--- Start Excerpted records ---

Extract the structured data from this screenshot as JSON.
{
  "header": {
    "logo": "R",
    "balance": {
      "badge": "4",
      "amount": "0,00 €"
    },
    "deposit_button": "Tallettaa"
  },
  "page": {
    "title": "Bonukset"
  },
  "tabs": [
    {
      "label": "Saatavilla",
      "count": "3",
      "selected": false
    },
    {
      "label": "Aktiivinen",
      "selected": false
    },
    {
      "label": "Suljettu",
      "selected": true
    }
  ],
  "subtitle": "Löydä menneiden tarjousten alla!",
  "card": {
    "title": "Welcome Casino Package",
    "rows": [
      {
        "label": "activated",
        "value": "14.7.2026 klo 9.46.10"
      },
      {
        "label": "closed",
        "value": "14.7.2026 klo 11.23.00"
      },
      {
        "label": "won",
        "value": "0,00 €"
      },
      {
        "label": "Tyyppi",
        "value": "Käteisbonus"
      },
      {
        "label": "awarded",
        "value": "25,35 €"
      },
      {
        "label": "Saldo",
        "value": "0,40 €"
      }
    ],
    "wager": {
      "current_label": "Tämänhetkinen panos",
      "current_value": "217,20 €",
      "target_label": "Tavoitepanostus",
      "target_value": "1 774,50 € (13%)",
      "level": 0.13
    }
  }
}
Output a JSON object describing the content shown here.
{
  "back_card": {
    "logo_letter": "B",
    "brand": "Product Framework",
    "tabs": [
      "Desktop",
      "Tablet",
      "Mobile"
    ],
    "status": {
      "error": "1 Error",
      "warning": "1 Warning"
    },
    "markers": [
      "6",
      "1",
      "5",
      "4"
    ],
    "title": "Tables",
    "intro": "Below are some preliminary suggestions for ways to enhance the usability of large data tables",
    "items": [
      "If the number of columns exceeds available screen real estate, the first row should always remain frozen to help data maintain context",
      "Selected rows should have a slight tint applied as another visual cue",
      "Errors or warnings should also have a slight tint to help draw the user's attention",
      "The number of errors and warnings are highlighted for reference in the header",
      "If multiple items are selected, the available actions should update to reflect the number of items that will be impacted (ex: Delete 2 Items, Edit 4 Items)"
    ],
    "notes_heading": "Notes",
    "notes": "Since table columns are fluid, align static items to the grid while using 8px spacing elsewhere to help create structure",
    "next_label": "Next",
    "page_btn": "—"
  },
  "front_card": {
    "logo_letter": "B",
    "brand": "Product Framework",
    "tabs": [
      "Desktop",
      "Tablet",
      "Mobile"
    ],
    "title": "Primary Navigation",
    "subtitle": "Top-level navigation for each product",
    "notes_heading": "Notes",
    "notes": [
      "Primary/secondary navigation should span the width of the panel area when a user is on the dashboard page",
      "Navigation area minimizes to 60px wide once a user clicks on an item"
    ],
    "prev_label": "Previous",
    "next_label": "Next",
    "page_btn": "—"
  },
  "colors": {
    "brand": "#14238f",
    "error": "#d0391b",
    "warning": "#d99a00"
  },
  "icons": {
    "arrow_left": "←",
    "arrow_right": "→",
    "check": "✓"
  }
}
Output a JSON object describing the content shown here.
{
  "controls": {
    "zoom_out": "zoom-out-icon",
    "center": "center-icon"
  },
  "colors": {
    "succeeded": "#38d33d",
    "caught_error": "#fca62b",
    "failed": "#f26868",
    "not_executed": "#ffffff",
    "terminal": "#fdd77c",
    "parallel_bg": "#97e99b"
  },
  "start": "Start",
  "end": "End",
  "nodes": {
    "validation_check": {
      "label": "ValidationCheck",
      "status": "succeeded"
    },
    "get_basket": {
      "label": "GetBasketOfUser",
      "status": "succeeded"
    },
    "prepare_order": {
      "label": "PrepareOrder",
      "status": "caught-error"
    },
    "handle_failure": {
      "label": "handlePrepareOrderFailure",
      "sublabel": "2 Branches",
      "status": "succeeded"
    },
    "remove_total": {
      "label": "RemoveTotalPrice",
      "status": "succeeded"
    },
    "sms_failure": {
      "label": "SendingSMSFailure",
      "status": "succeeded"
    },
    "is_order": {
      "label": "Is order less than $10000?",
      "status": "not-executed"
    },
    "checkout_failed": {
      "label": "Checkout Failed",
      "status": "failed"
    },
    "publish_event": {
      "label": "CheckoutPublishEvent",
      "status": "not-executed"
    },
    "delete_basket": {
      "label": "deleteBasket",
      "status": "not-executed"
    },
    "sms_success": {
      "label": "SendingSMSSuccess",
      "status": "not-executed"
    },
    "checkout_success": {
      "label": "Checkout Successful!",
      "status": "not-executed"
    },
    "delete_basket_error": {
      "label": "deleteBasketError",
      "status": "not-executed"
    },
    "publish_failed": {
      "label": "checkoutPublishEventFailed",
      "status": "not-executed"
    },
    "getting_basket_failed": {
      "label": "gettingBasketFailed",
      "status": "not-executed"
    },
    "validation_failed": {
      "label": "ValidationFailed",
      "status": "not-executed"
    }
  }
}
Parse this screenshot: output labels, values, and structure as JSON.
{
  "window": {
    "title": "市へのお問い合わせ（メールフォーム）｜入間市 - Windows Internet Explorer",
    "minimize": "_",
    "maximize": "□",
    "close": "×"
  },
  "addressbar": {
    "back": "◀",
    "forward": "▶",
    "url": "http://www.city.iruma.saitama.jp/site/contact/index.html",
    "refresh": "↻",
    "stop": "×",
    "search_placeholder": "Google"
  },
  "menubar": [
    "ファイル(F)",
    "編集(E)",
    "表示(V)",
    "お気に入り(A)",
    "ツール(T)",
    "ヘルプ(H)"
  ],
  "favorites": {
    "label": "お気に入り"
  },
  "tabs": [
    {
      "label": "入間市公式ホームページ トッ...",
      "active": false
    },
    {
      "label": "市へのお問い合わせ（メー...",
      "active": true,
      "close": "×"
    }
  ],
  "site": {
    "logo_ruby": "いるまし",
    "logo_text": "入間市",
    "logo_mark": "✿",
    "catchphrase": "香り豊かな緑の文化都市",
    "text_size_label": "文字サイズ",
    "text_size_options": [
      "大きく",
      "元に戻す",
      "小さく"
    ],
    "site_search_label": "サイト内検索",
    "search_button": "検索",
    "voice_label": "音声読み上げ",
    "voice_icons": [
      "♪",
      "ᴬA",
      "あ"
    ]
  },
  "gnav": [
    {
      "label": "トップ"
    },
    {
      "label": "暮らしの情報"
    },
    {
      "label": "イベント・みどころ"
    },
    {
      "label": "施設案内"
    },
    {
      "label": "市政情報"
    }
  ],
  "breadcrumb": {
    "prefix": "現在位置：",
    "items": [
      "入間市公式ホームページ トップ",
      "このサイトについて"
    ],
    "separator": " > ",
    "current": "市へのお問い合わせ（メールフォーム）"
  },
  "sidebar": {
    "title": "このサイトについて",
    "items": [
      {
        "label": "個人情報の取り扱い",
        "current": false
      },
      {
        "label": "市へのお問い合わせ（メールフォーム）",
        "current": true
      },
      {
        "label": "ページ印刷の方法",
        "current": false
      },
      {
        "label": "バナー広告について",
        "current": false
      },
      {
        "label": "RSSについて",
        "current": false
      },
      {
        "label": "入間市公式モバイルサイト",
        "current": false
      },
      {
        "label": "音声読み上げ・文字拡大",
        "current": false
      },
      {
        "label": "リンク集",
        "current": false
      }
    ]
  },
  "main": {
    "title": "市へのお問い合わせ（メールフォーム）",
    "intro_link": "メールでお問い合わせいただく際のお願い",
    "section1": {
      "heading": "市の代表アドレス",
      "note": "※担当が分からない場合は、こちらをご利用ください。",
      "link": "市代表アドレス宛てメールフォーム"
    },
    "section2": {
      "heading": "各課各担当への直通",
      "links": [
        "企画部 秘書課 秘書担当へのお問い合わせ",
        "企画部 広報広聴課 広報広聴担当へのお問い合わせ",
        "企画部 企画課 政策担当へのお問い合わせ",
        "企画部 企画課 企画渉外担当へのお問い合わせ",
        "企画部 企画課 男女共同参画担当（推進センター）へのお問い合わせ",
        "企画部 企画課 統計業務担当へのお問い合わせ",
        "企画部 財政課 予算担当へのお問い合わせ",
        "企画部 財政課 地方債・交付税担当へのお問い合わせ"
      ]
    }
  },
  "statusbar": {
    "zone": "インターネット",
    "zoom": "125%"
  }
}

--- End Excerpted records ---

● Your goal
Which lines of the data include "warnings"? Copy each of them.

● Output for this task
      "Errors or warnings should also have a slight tint to help draw the user's attention",
      "The number of errors and warnings are highlighted for reference in the header",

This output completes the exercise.